--- BEGIN Records for the task ---
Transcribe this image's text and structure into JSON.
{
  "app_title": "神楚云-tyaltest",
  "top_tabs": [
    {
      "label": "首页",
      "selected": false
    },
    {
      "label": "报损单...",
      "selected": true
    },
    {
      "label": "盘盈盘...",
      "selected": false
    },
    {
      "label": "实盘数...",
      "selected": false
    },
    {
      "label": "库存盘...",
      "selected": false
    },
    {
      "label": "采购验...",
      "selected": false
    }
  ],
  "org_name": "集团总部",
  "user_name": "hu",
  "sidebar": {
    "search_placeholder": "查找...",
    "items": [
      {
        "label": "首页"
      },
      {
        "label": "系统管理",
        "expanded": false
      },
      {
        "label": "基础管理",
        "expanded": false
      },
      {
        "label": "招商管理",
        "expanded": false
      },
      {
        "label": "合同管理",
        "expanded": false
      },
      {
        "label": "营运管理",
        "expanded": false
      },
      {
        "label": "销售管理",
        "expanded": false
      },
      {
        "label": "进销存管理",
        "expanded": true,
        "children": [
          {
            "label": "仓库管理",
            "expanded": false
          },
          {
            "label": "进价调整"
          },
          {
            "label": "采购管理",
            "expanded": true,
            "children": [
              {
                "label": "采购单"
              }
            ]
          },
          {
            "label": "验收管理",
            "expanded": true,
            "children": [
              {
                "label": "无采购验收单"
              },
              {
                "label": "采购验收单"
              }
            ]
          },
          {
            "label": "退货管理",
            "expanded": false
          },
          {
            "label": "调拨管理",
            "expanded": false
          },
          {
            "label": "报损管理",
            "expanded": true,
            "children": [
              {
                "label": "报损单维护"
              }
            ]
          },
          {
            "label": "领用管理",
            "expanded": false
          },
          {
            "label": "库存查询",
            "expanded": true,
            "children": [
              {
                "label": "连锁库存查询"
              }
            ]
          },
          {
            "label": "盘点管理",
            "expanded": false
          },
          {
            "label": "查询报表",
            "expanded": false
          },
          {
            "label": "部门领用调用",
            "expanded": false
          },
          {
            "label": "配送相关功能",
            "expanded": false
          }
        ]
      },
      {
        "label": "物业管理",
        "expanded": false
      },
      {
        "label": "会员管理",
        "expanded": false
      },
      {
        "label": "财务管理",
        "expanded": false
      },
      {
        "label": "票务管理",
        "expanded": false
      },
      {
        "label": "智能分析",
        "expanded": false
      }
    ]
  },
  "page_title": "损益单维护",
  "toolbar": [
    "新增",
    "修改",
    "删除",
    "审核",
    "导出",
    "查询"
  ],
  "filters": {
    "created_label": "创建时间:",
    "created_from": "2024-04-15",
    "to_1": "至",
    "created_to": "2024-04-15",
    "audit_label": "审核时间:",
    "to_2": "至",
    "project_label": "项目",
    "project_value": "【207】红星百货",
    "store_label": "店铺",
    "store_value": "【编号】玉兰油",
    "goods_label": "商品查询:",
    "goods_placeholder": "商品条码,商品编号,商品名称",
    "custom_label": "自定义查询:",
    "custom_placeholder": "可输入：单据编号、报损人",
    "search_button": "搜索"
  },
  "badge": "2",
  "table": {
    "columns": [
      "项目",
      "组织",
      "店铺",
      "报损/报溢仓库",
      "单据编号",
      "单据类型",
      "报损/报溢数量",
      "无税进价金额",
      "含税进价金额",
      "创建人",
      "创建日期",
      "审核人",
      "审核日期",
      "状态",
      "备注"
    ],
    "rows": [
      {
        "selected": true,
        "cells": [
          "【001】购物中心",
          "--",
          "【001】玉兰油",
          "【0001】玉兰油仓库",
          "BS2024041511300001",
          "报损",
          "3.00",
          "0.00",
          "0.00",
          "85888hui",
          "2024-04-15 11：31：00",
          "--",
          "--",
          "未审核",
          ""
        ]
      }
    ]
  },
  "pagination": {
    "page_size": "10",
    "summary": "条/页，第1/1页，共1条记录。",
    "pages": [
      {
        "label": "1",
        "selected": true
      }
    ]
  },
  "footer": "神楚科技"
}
--- END Records for the task ---
* _Work to be completed_: Transcribe each entry precisely, missing none.

* _Result_:
Transcribe this image's text and structure into JSON.
{
  "app_title": "神楚云-tyaltest",
  "top_tabs": [
    {
      "label": "首页",
      "selected": false
    },
    {
      "label": "报损单...",
      "selected": true
    },
    {
      "label": "盘盈盘...",
      "selected": false
    },
    {
      "label": "实盘数...",
      "selected": false
    },
    {
      "label": "库存盘...",
      "selected": false
    },
    {
      "label": "采购验...",
      "selected": false
    }
  ],
  "org_name": "集团总部",
  "user_name": "hu",
  "sidebar": {
    "search_placeholder": "查找...",
    "items": [
      {
        "label": "首页"
      },
      {
        "label": "系统管理",
        "expanded": false
      },
      {
        "label": "基础管理",
        "expanded": false
      },
      {
        "label": "招商管理",
        "expanded": false
      },
      {
        "label": "合同管理",
        "expanded": false
      },
      {
        "label": "营运管理",
        "expanded": false
      },
      {
        "label": "销售管理",
        "expanded": false
      },
      {
        "label": "进销存管理",
        "expanded": true,
        "children": [
          {
            "label": "仓库管理",
            "expanded": false
          },
          {
            "label": "进价调整"
          },
          {
            "label": "采购管理",
            "expanded": true,
            "children": [
              {
                "label": "采购单"
              }
            ]
          },
          {
            "label": "验收管理",
            "expanded": true,
            "children": [
              {
                "label": "无采购验收单"
              },
              {
                "label": "采购验收单"
              }
            ]
          },
          {
            "label": "退货管理",
            "expanded": false
          },
          {
            "label": "调拨管理",
            "expanded": false
          },
          {
            "label": "报损管理",
            "expanded": true,
            "children": [
              {
                "label": "报损单维护"
              }
            ]
          },
          {
            "label": "领用管理",
            "expanded": false
          },
          {
            "label": "库存查询",
            "expanded": true,
            "children": [
              {
                "label": "连锁库存查询"
              }
            ]
          },
          {
            "label": "盘点管理",
            "expanded": false
          },
          {
            "label": "查询报表",
            "expanded": false
          },
          {
            "label": "部门领用调用",
            "expanded": false
          },
          {
            "label": "配送相关功能",
            "expanded": false
          }
        ]
      },
      {
        "label": "物业管理",
        "expanded": false
      },
      {
        "label": "会员管理",
        "expanded": false
      },
      {
        "label": "财务管理",
        "expanded": false
      },
      {
        "label": "票务管理",
        "expanded": false
      },
      {
        "label": "智能分析",
        "expanded": false
      }
    ]
  },
  "page_title": "损益单维护",
  "toolbar": [
    "新增",
    "修改",
    "删除",
    "审核",
    "导出",
    "查询"
  ],
  "filters": {
    "created_label": "创建时间:",
    "created_from": "2024-04-15",
    "to_1": "至",
    "created_to": "2024-04-15",
    "audit_label": "审核时间:",
    "to_2": "至",
    "project_label": "项目",
    "project_value": "【207】红星百货",
    "store_label": "店铺",
    "store_value": "【编号】玉兰油",
    "goods_label": "商品查询:",
    "goods_placeholder": "商品条码,商品编号,商品名称",
    "custom_label": "自定义查询:",
    "custom_placeholder": "可输入：单据编号、报损人",
    "search_button": "搜索"
  },
  "badge": "2",
  "table": {
    "columns": [
      "项目",
      "组织",
      "店铺",
      "报损/报溢仓库",
      "单据编号",
      "单据类型",
      "报损/报溢数量",
      "无税进价金额",
      "含税进价金额",
      "创建人",
      "创建日期",
      "审核人",
      "审核日期",
      "状态",
      "备注"
    ],
    "rows": [
      {
        "selected": true,
        "cells": [
          "【001】购物中心",
          "--",
          "【001】玉兰油",
          "【0001】玉兰油仓库",
          "BS2024041511300001",
          "报损",
          "3.00",
          "0.00",
          "0.00",
          "85888hui",
          "2024-04-15 11：31：00",
          "--",
          "--",
          "未审核",
          ""
        ]
      }
    ]
  },
  "pagination": {
    "page_size": "10",
    "summary": "条/页，第1/1页，共1条记录。",
    "pages": [
      {
        "label": "1",
        "selected": true
      }
    ]
  },
  "footer": "神楚科技"
}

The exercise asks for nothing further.